◆ **Written exercise**
In the material below, find how many lines contain the string "frac". Write only that number.

◆ **Record set**
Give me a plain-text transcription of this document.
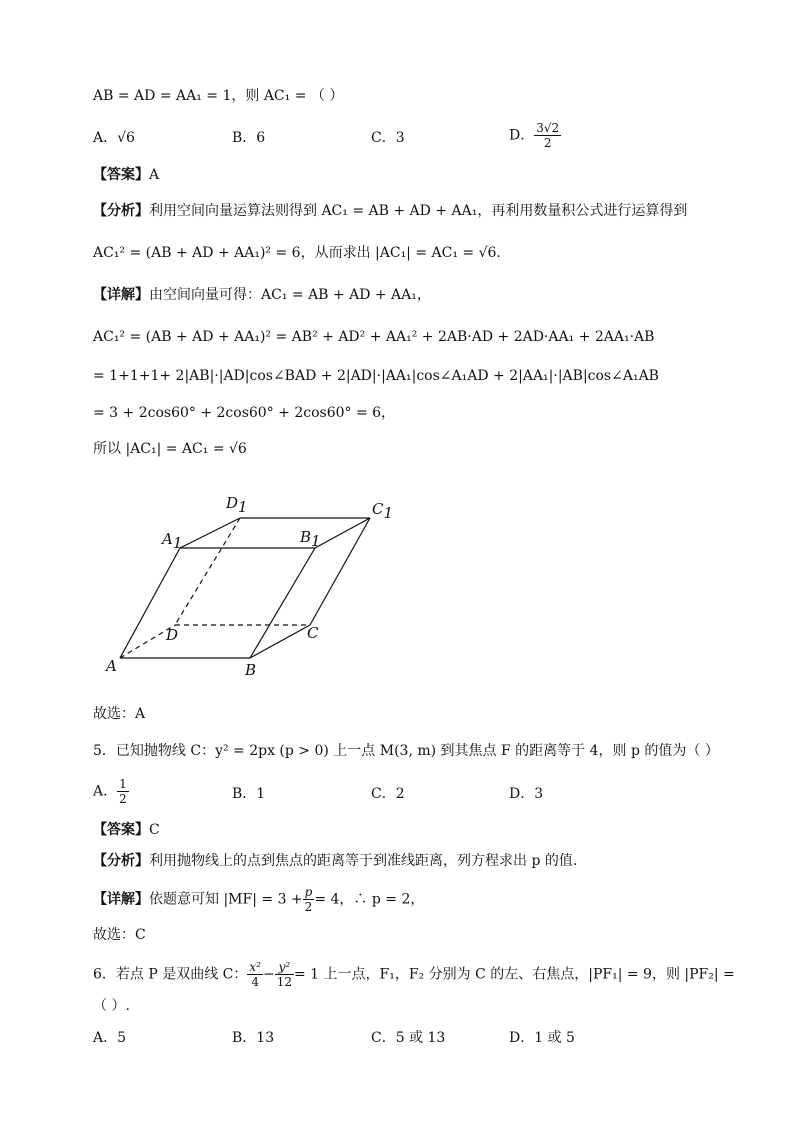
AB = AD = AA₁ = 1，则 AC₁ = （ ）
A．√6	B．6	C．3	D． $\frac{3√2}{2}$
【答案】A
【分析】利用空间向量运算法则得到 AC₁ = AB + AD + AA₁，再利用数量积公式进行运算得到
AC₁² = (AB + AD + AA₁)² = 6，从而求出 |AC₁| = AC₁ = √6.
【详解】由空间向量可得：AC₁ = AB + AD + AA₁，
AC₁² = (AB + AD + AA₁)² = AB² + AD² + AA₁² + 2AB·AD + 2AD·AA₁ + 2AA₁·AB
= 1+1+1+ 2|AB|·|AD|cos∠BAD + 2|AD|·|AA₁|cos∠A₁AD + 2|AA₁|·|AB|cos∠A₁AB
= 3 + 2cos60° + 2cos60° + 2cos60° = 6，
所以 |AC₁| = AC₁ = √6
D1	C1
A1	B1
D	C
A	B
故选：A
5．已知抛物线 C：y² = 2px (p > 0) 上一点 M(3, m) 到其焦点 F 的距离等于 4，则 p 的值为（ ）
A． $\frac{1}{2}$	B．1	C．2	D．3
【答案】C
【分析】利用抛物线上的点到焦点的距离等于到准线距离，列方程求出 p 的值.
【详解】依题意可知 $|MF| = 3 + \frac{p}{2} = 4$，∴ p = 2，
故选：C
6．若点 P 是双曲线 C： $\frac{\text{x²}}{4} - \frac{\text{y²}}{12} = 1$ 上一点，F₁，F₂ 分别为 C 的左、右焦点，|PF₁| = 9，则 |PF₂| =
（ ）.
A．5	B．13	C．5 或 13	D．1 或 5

---

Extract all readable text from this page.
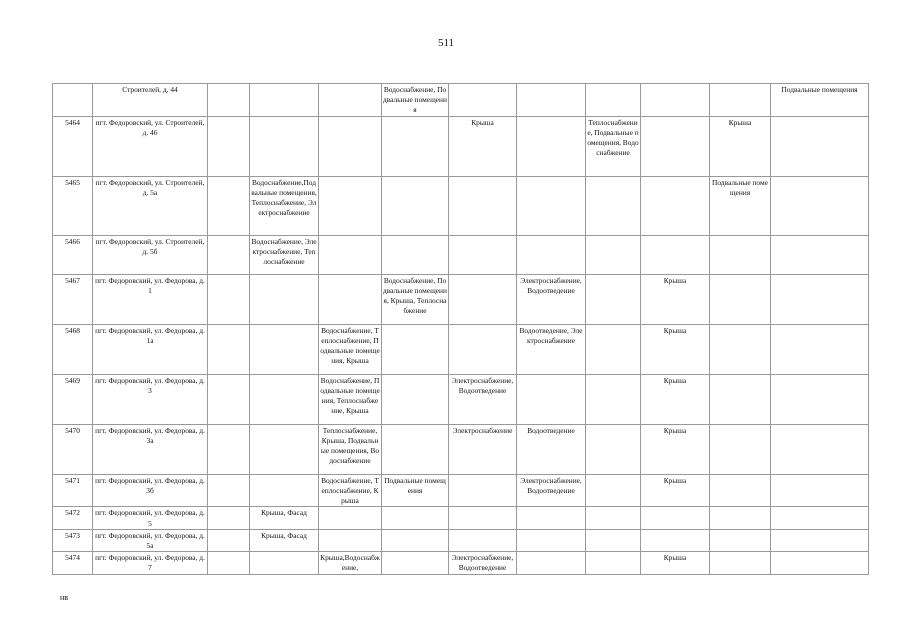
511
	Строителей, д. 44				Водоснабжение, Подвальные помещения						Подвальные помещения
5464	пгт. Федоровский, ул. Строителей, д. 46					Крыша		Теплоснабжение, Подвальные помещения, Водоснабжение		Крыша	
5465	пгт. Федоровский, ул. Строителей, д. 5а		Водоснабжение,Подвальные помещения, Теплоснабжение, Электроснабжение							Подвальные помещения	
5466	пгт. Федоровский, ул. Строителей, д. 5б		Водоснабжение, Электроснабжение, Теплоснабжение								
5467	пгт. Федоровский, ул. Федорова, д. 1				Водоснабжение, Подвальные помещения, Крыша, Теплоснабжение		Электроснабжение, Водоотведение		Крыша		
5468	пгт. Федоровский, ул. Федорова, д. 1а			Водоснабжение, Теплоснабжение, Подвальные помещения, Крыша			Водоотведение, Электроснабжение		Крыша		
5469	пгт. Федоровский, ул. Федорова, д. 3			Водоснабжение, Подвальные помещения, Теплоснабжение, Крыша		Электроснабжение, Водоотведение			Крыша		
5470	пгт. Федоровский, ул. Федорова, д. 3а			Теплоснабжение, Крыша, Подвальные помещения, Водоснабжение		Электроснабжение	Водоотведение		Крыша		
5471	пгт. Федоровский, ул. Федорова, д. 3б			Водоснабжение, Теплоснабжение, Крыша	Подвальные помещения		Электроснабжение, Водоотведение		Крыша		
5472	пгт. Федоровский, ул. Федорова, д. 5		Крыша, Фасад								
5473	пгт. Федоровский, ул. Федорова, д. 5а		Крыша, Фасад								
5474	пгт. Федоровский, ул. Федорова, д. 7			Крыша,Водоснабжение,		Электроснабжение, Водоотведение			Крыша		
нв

--

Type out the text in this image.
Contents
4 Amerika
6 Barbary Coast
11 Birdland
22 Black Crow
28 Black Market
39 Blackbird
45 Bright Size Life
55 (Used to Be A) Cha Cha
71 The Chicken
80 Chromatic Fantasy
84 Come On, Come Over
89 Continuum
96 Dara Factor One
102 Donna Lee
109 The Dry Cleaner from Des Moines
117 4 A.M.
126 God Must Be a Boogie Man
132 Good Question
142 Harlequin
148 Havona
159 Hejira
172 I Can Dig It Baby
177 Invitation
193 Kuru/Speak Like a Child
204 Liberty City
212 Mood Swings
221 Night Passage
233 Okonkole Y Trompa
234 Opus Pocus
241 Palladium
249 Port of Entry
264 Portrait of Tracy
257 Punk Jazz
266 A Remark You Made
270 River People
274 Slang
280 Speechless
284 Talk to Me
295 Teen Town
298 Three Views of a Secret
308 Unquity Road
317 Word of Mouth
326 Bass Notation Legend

◆ **Written solution**
4